### Data for this exercise
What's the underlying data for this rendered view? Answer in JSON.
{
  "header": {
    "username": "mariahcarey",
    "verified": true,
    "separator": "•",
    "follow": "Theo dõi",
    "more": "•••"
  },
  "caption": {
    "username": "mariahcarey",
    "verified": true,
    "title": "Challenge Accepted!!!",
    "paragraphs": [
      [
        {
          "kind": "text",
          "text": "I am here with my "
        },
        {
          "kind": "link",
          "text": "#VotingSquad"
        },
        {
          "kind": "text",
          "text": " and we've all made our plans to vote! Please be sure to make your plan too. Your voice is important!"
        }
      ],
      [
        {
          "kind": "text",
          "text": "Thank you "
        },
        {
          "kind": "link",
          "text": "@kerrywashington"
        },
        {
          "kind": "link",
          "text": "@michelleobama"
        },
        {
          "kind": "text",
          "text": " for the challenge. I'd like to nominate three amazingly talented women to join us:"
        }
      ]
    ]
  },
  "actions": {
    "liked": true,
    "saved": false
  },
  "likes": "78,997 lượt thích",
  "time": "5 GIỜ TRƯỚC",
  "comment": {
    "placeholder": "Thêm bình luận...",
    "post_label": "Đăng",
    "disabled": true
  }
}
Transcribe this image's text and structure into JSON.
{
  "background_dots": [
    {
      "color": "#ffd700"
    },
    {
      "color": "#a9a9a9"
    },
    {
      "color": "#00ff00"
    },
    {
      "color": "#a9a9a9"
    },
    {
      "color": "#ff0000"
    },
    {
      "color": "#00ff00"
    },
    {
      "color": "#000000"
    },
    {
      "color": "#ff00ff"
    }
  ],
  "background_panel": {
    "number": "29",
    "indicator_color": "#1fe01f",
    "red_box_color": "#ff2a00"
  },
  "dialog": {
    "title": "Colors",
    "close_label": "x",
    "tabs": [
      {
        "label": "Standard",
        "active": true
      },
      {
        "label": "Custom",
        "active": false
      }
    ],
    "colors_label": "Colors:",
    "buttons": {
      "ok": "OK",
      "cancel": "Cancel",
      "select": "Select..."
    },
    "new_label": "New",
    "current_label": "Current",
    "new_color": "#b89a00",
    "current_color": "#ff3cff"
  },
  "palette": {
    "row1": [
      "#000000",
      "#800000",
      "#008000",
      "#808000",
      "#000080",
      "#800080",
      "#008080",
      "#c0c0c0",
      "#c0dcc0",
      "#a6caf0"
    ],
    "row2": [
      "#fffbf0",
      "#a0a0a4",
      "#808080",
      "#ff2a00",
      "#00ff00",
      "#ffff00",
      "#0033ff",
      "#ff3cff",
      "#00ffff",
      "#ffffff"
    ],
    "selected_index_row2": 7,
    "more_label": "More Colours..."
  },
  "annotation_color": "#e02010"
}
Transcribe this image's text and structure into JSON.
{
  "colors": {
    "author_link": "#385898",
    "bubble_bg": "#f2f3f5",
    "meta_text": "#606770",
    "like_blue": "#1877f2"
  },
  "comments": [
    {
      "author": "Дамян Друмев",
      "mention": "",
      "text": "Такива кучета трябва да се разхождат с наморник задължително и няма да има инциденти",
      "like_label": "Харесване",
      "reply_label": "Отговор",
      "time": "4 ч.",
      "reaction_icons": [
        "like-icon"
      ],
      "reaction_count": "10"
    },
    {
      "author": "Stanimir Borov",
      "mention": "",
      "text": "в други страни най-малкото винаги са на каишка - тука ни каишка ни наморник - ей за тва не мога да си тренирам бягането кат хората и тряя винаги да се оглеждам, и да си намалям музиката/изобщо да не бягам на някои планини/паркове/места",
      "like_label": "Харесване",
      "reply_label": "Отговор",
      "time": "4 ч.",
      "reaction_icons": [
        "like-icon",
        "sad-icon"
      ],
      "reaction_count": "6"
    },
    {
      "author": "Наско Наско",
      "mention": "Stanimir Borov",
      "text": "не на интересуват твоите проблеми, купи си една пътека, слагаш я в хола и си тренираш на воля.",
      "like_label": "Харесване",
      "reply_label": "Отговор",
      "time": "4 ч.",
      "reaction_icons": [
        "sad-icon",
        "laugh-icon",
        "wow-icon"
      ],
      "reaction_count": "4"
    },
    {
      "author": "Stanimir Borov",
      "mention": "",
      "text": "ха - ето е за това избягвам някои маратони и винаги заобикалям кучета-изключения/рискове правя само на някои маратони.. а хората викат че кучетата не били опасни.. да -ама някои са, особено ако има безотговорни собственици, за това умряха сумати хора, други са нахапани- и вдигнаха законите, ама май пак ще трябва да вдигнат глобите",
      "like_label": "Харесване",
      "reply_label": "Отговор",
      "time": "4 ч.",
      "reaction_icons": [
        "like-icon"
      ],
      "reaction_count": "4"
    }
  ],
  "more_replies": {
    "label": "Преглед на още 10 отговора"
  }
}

### Short exercise
Your task is to repeat each line of the material exactly.

### Reply to the exercise
What's the underlying data for this rendered view? Answer in JSON.
{
  "header": {
    "username": "mariahcarey",
    "verified": true,
    "separator": "•",
    "follow": "Theo dõi",
    "more": "•••"
  },
  "caption": {
    "username": "mariahcarey",
    "verified": true,
    "title": "Challenge Accepted!!!",
    "paragraphs": [
      [
        {
          "kind": "text",
          "text": "I am here with my "
        },
        {
          "kind": "link",
          "text": "#VotingSquad"
        },
        {
          "kind": "text",
          "text": " and we've all made our plans to vote! Please be sure to make your plan too. Your voice is important!"
        }
      ],
      [
        {
          "kind": "text",
          "text": "Thank you "
        },
        {
          "kind": "link",
          "text": "@kerrywashington"
        },
        {
          "kind": "link",
          "text": "@michelleobama"
        },
        {
          "kind": "text",
          "text": " for the challenge. I'd like to nominate three amazingly talented women to join us:"
        }
      ]
    ]
  },
  "actions": {
    "liked": true,
    "saved": false
  },
  "likes": "78,997 lượt thích",
  "time": "5 GIỜ TRƯỚC",
  "comment": {
    "placeholder": "Thêm bình luận...",
    "post_label": "Đăng",
    "disabled": true
  }
}
Transcribe this image's text and structure into JSON.
{
  "background_dots": [
    {
      "color": "#ffd700"
    },
    {
      "color": "#a9a9a9"
    },
    {
      "color": "#00ff00"
    },
    {
      "color": "#a9a9a9"
    },
    {
      "color": "#ff0000"
    },
    {
      "color": "#00ff00"
    },
    {
      "color": "#000000"
    },
    {
      "color": "#ff00ff"
    }
  ],
  "background_panel": {
    "number": "29",
    "indicator_color": "#1fe01f",
    "red_box_color": "#ff2a00"
  },
  "dialog": {
    "title": "Colors",
    "close_label": "x",
    "tabs": [
      {
        "label": "Standard",
        "active": true
      },
      {
        "label": "Custom",
        "active": false
      }
    ],
    "colors_label": "Colors:",
    "buttons": {
      "ok": "OK",
      "cancel": "Cancel",
      "select": "Select..."
    },
    "new_label": "New",
    "current_label": "Current",
    "new_color": "#b89a00",
    "current_color": "#ff3cff"
  },
  "palette": {
    "row1": [
      "#000000",
      "#800000",
      "#008000",
      "#808000",
      "#000080",
      "#800080",
      "#008080",
      "#c0c0c0",
      "#c0dcc0",
      "#a6caf0"
    ],
    "row2": [
      "#fffbf0",
      "#a0a0a4",
      "#808080",
      "#ff2a00",
      "#00ff00",
      "#ffff00",
      "#0033ff",
      "#ff3cff",
      "#00ffff",
      "#ffffff"
    ],
    "selected_index_row2": 7,
    "more_label": "More Colours..."
  },
  "annotation_color": "#e02010"
}
Transcribe this image's text and structure into JSON.
{
  "colors": {
    "author_link": "#385898",
    "bubble_bg": "#f2f3f5",
    "meta_text": "#606770",
    "like_blue": "#1877f2"
  },
  "comments": [
    {
      "author": "Дамян Друмев",
      "mention": "",
      "text": "Такива кучета трябва да се разхождат с наморник задължително и няма да има инциденти",
      "like_label": "Харесване",
      "reply_label": "Отговор",
      "time": "4 ч.",
      "reaction_icons": [
        "like-icon"
      ],
      "reaction_count": "10"
    },
    {
      "author": "Stanimir Borov",
      "mention": "",
      "text": "в други страни най-малкото винаги са на каишка - тука ни каишка ни наморник - ей за тва не мога да си тренирам бягането кат хората и тряя винаги да се оглеждам, и да си намалям музиката/изобщо да не бягам на някои планини/паркове/места",
      "like_label": "Харесване",
      "reply_label": "Отговор",
      "time": "4 ч.",
      "reaction_icons": [
        "like-icon",
        "sad-icon"
      ],
      "reaction_count": "6"
    },
    {
      "author": "Наско Наско",
      "mention": "Stanimir Borov",
      "text": "не на интересуват твоите проблеми, купи си една пътека, слагаш я в хола и си тренираш на воля.",
      "like_label": "Харесване",
      "reply_label": "Отговор",
      "time": "4 ч.",
      "reaction_icons": [
        "sad-icon",
        "laugh-icon",
        "wow-icon"
      ],
      "reaction_count": "4"
    },
    {
      "author": "Stanimir Borov",
      "mention": "",
      "text": "ха - ето е за това избягвам някои маратони и винаги заобикалям кучета-изключения/рискове правя само на някои маратони.. а хората викат че кучетата не били опасни.. да -ама някои са, особено ако има безотговорни собственици, за това умряха сумати хора, други са нахапани- и вдигнаха законите, ама май пак ще трябва да вдигнат глобите",
      "like_label": "Харесване",
      "reply_label": "Отговор",
      "time": "4 ч.",
      "reaction_icons": [
        "like-icon"
      ],
      "reaction_count": "4"
    }
  ],
  "more_replies": {
    "label": "Преглед на още 10 отговора"
  }
}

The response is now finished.